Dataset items
* * * * * * *
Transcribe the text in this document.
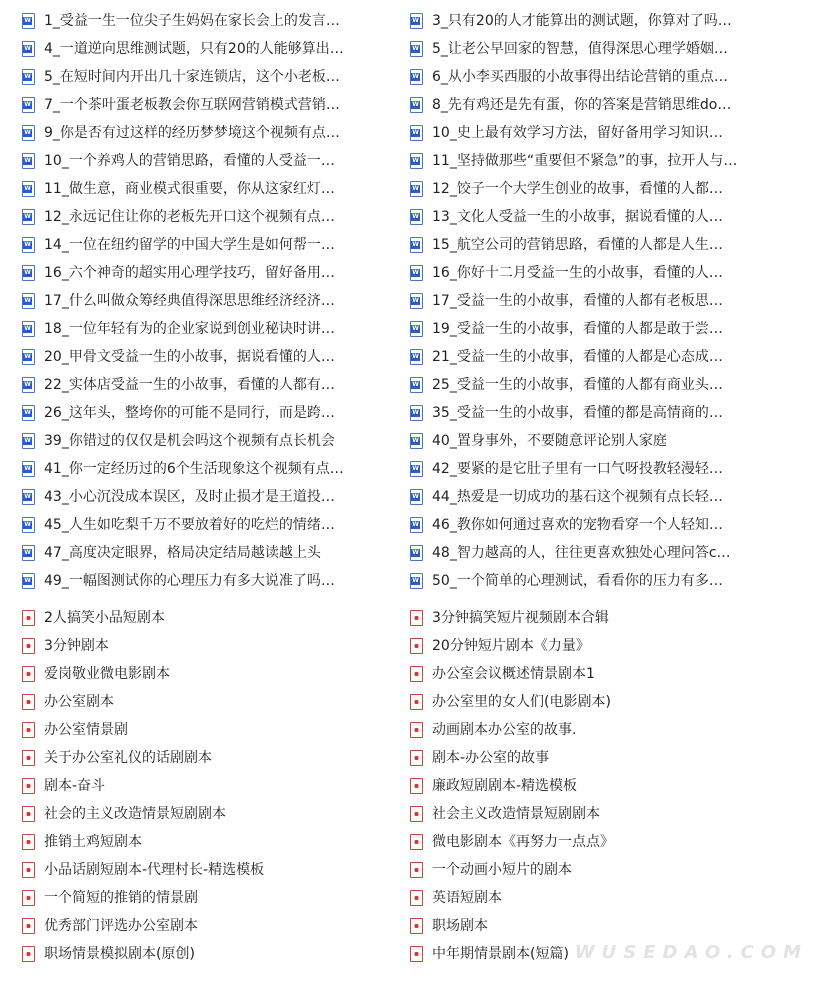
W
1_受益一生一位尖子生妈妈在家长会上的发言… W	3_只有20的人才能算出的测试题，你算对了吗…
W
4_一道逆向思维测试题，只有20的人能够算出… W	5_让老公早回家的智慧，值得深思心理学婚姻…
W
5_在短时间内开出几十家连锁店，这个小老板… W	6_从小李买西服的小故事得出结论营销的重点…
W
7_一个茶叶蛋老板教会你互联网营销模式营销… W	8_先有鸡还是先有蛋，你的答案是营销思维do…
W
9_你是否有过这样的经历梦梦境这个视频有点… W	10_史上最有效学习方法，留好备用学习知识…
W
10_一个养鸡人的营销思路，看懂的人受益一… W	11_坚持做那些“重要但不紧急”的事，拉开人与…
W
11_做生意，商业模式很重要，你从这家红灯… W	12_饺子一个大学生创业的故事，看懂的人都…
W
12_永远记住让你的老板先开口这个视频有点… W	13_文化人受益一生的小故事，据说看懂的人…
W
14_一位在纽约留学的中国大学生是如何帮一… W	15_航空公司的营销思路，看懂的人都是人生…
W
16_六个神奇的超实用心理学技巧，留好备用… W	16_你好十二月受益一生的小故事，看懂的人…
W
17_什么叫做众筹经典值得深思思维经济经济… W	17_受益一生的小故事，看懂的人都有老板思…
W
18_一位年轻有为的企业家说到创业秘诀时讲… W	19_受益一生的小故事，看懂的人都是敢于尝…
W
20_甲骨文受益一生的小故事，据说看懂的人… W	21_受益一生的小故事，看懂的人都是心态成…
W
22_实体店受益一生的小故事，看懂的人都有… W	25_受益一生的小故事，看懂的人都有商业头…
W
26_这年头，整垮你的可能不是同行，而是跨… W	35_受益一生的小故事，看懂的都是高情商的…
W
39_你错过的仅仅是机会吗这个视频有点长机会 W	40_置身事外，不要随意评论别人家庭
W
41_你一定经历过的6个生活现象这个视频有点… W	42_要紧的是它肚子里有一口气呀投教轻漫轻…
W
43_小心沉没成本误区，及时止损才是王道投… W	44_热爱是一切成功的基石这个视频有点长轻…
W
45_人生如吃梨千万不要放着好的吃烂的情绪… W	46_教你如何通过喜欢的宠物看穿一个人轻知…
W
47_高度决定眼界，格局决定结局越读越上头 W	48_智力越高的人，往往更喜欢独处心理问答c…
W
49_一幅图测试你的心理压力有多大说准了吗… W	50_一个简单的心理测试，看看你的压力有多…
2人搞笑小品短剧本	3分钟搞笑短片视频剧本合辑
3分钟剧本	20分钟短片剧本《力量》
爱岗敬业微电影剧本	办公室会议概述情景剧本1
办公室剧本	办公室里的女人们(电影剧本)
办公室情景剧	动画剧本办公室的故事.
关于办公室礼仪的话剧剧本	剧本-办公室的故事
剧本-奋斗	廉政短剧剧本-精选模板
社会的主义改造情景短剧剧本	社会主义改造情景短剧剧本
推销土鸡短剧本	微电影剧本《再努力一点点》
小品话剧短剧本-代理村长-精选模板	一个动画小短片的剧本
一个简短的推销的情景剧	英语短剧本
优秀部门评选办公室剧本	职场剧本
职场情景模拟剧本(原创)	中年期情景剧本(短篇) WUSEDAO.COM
* * * * * * *
What you are asked to do: Output the records above exactly; leave out the pictures.

Solution to this exercise:
Transcribe the text in this document.
W
1_受益一生一位尖子生妈妈在家长会上的发言… W	3_只有20的人才能算出的测试题，你算对了吗…
W
4_一道逆向思维测试题，只有20的人能够算出… W	5_让老公早回家的智慧，值得深思心理学婚姻…
W
5_在短时间内开出几十家连锁店，这个小老板… W	6_从小李买西服的小故事得出结论营销的重点…
W
7_一个茶叶蛋老板教会你互联网营销模式营销… W	8_先有鸡还是先有蛋，你的答案是营销思维do…
W
9_你是否有过这样的经历梦梦境这个视频有点… W	10_史上最有效学习方法，留好备用学习知识…
W
10_一个养鸡人的营销思路，看懂的人受益一… W	11_坚持做那些“重要但不紧急”的事，拉开人与…
W
11_做生意，商业模式很重要，你从这家红灯… W	12_饺子一个大学生创业的故事，看懂的人都…
W
12_永远记住让你的老板先开口这个视频有点… W	13_文化人受益一生的小故事，据说看懂的人…
W
14_一位在纽约留学的中国大学生是如何帮一… W	15_航空公司的营销思路，看懂的人都是人生…
W
16_六个神奇的超实用心理学技巧，留好备用… W	16_你好十二月受益一生的小故事，看懂的人…
W
17_什么叫做众筹经典值得深思思维经济经济… W	17_受益一生的小故事，看懂的人都有老板思…
W
18_一位年轻有为的企业家说到创业秘诀时讲… W	19_受益一生的小故事，看懂的人都是敢于尝…
W
20_甲骨文受益一生的小故事，据说看懂的人… W	21_受益一生的小故事，看懂的人都是心态成…
W
22_实体店受益一生的小故事，看懂的人都有… W	25_受益一生的小故事，看懂的人都有商业头…
W
26_这年头，整垮你的可能不是同行，而是跨… W	35_受益一生的小故事，看懂的都是高情商的…
W
39_你错过的仅仅是机会吗这个视频有点长机会 W	40_置身事外，不要随意评论别人家庭
W
41_你一定经历过的6个生活现象这个视频有点… W	42_要紧的是它肚子里有一口气呀投教轻漫轻…
W
43_小心沉没成本误区，及时止损才是王道投… W	44_热爱是一切成功的基石这个视频有点长轻…
W
45_人生如吃梨千万不要放着好的吃烂的情绪… W	46_教你如何通过喜欢的宠物看穿一个人轻知…
W
47_高度决定眼界，格局决定结局越读越上头 W	48_智力越高的人，往往更喜欢独处心理问答c…
W
49_一幅图测试你的心理压力有多大说准了吗… W	50_一个简单的心理测试，看看你的压力有多…
2人搞笑小品短剧本	3分钟搞笑短片视频剧本合辑
3分钟剧本	20分钟短片剧本《力量》
爱岗敬业微电影剧本	办公室会议概述情景剧本1
办公室剧本	办公室里的女人们(电影剧本)
办公室情景剧	动画剧本办公室的故事.
关于办公室礼仪的话剧剧本	剧本-办公室的故事
剧本-奋斗	廉政短剧剧本-精选模板
社会的主义改造情景短剧剧本	社会主义改造情景短剧剧本
推销土鸡短剧本	微电影剧本《再努力一点点》
小品话剧短剧本-代理村长-精选模板	一个动画小短片的剧本
一个简短的推销的情景剧	英语短剧本
优秀部门评选办公室剧本	职场剧本
职场情景模拟剧本(原创)	中年期情景剧本(短篇) WUSEDAO.COM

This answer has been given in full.